■ The data:
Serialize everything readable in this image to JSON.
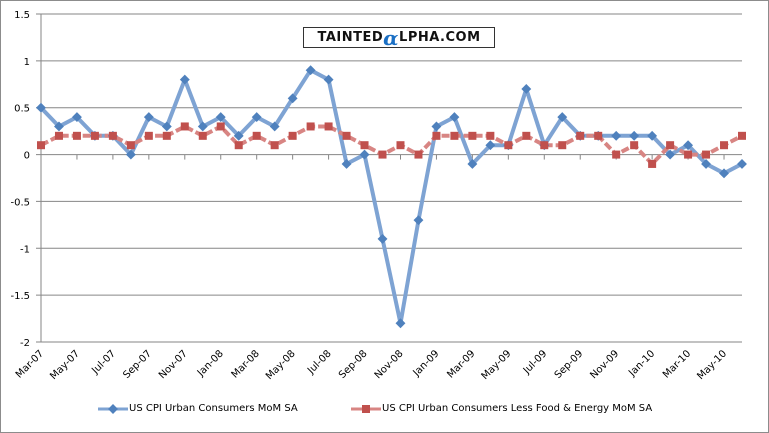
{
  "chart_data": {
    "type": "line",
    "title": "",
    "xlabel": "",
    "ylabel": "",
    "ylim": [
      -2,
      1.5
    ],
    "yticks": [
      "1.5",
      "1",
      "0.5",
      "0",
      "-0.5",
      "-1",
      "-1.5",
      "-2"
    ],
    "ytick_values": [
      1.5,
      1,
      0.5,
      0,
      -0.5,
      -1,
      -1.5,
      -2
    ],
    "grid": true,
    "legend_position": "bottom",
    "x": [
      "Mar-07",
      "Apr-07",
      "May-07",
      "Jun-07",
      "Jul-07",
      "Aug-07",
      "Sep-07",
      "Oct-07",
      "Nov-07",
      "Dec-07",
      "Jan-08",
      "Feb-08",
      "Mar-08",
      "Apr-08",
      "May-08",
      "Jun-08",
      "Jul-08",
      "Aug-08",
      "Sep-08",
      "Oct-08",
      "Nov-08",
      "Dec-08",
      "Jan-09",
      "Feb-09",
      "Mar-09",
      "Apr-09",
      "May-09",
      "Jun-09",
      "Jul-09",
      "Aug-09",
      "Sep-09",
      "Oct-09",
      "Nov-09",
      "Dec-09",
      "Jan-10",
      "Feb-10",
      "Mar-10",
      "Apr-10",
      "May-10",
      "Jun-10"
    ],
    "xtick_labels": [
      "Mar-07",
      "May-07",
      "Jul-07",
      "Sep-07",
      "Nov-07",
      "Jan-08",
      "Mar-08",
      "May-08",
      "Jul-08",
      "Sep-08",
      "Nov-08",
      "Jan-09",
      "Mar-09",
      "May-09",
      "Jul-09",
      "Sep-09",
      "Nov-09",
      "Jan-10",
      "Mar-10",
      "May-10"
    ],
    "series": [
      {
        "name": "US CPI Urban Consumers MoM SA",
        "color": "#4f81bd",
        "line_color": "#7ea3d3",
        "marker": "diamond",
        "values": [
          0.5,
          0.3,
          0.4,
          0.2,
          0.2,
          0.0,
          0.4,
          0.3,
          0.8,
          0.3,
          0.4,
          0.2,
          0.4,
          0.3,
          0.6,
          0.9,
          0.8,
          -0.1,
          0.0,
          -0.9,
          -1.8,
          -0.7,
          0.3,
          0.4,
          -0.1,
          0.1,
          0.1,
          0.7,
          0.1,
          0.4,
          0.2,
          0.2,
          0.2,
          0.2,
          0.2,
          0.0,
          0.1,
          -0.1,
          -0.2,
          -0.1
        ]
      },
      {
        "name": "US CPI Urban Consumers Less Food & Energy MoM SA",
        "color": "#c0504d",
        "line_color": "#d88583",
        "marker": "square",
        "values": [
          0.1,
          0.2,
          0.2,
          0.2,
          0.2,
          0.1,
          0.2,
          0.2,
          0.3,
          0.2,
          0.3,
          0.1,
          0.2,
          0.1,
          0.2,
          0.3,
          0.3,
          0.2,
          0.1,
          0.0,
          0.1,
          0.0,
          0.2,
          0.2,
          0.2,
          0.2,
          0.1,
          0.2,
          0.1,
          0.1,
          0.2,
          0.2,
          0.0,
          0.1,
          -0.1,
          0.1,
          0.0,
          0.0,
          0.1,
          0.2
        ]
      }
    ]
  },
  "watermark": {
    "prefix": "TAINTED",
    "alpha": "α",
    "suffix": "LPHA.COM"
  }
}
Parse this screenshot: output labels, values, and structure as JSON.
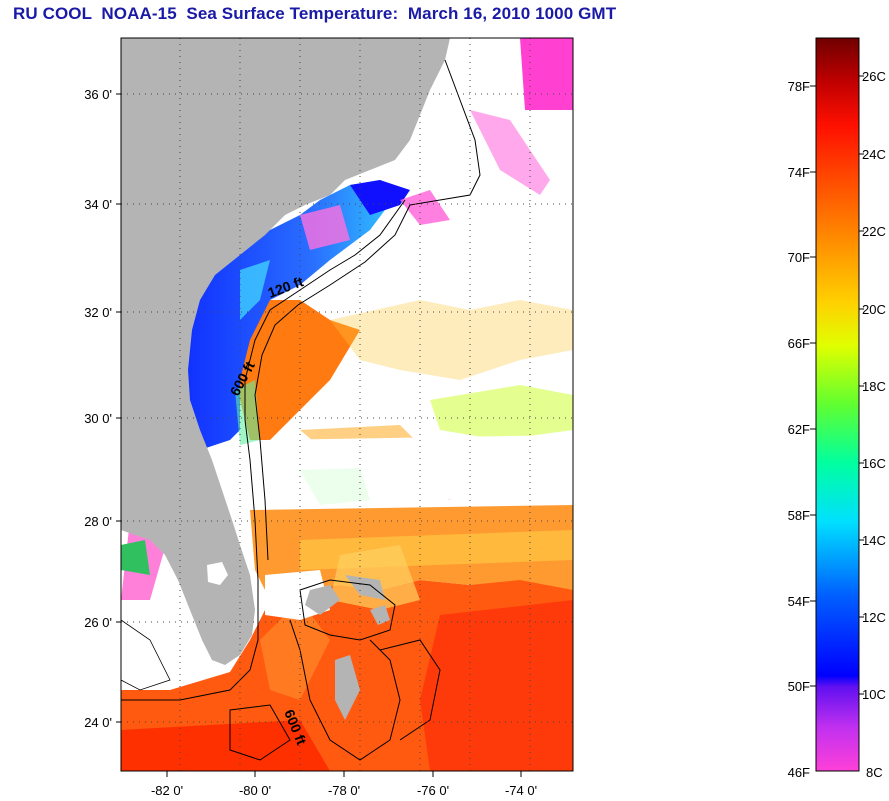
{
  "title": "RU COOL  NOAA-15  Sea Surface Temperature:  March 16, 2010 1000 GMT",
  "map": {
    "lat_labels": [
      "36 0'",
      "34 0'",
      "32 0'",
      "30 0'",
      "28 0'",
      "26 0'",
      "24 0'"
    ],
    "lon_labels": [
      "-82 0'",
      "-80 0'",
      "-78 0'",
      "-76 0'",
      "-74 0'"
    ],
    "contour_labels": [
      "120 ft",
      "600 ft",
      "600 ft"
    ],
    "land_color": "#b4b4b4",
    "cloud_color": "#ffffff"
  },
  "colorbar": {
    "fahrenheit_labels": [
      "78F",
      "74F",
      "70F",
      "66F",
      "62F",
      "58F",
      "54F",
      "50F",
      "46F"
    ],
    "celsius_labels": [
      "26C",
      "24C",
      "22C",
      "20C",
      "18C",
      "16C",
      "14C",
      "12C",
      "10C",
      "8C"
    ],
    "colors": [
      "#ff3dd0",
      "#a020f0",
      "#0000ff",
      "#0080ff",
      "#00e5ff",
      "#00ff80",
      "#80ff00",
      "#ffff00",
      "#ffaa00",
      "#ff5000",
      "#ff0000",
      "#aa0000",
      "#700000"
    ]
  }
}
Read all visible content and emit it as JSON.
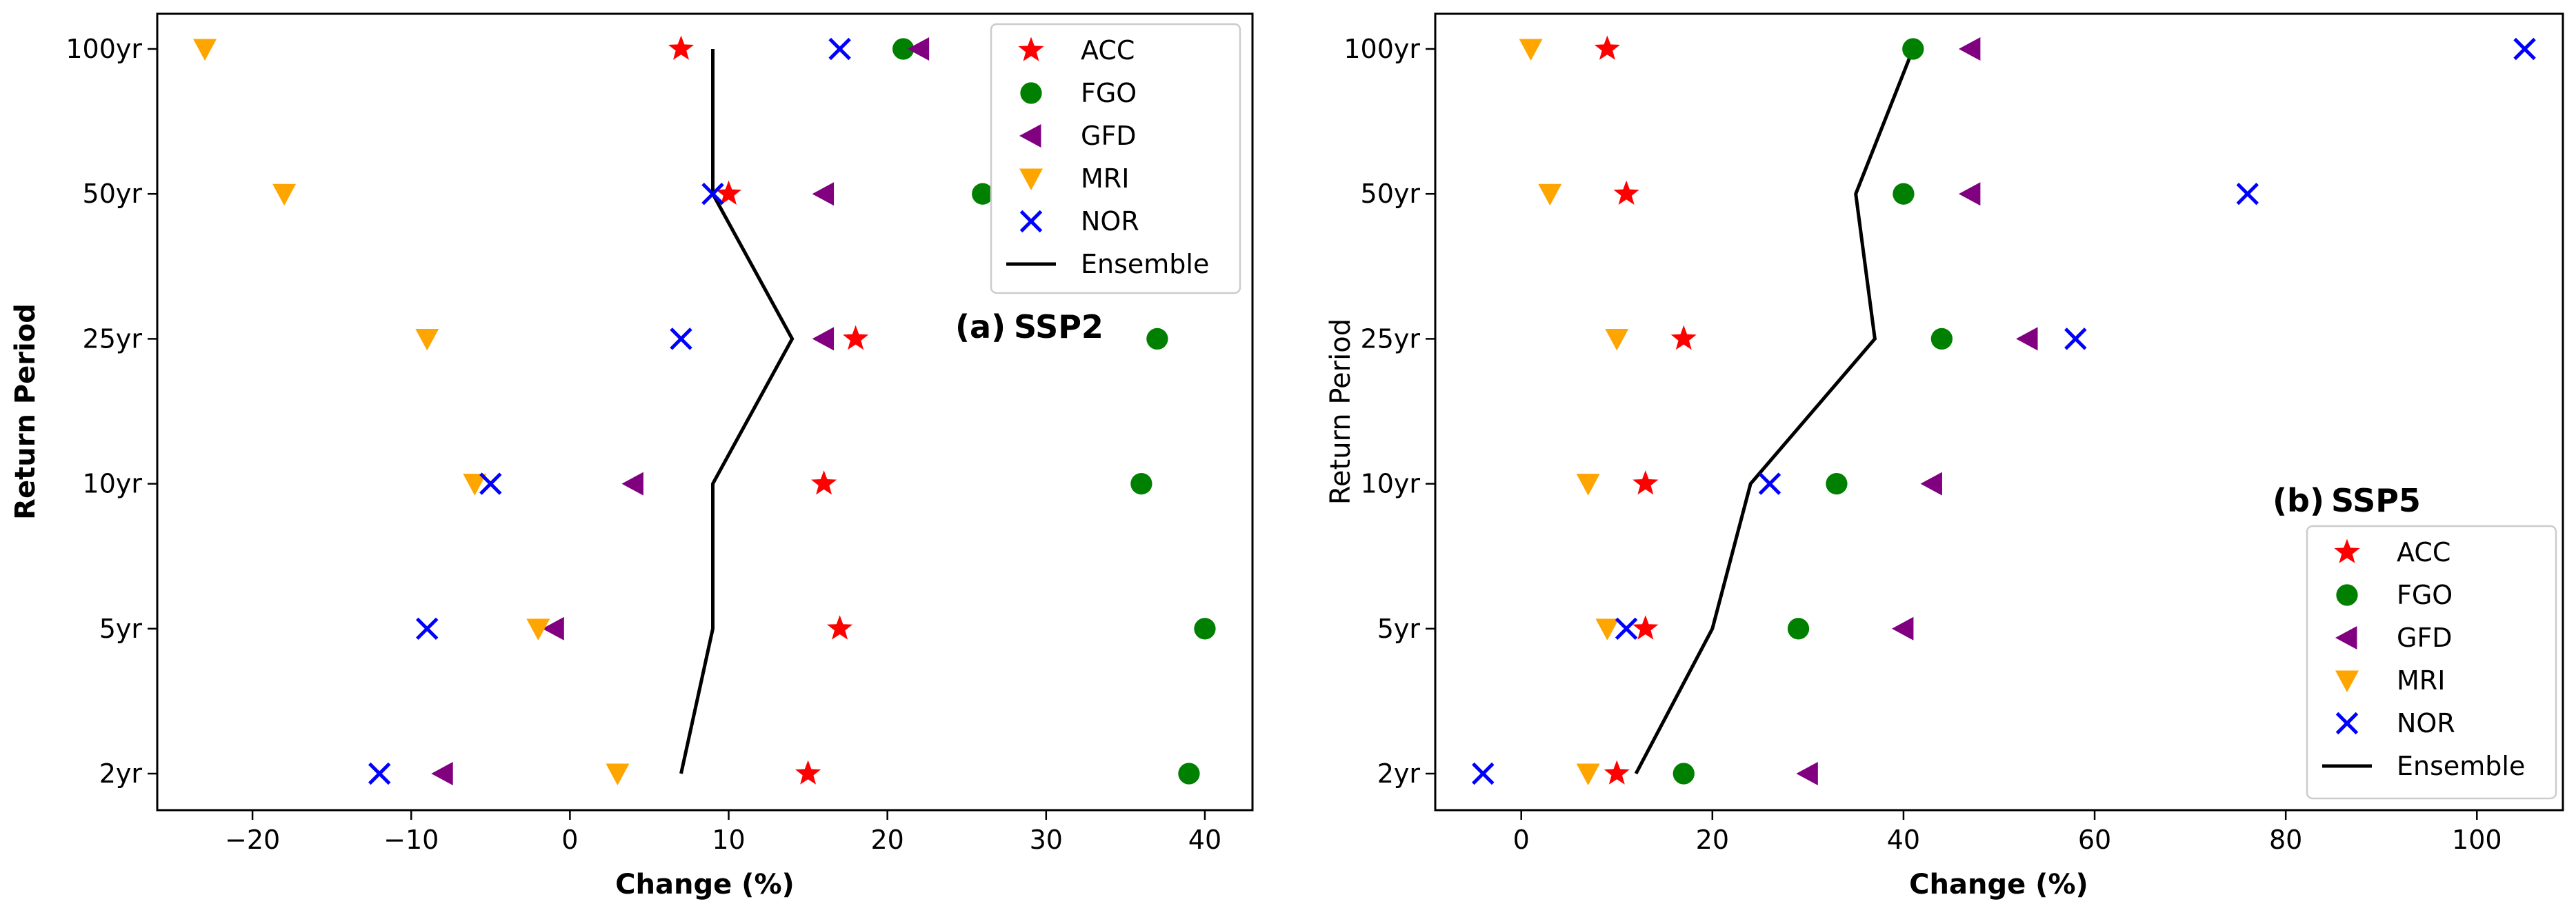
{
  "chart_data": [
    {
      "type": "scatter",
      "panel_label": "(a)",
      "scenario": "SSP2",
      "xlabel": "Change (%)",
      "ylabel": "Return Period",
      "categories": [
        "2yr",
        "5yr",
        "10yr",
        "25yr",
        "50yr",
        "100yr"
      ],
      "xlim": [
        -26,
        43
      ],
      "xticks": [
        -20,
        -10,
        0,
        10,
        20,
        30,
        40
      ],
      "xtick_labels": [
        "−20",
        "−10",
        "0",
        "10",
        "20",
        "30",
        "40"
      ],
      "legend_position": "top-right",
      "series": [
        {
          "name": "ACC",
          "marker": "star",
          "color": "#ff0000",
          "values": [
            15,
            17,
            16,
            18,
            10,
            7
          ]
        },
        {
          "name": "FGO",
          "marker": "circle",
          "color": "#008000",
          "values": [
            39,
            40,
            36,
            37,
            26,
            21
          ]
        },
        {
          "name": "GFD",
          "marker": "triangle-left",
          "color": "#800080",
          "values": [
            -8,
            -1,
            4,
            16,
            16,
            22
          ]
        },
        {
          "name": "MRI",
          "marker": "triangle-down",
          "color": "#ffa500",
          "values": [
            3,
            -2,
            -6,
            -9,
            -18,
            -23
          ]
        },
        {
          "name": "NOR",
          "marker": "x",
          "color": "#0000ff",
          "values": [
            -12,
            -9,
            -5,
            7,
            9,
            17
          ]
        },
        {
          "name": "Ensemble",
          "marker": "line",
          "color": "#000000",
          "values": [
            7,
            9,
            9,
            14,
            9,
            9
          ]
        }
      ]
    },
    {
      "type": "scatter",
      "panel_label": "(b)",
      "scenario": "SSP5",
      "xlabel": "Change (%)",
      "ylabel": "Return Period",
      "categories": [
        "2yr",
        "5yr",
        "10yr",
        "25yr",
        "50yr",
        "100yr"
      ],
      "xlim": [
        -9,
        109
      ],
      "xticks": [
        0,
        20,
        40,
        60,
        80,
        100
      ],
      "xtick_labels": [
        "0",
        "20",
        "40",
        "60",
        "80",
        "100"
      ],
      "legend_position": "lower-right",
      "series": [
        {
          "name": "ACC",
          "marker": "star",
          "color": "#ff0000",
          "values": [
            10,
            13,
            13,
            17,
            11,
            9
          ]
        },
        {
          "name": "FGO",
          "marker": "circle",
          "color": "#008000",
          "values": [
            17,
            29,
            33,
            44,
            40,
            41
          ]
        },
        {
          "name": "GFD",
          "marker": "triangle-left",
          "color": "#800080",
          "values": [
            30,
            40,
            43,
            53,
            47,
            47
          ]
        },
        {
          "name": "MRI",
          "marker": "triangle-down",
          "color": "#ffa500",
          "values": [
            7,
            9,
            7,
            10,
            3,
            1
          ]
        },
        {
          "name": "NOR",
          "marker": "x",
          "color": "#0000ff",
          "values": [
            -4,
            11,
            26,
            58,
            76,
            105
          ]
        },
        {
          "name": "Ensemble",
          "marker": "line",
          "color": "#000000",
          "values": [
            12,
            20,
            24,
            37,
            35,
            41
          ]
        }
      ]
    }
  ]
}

■ What to do: Say how many lines in the records above hold "JSON", and give no other text.

■ Task result: 3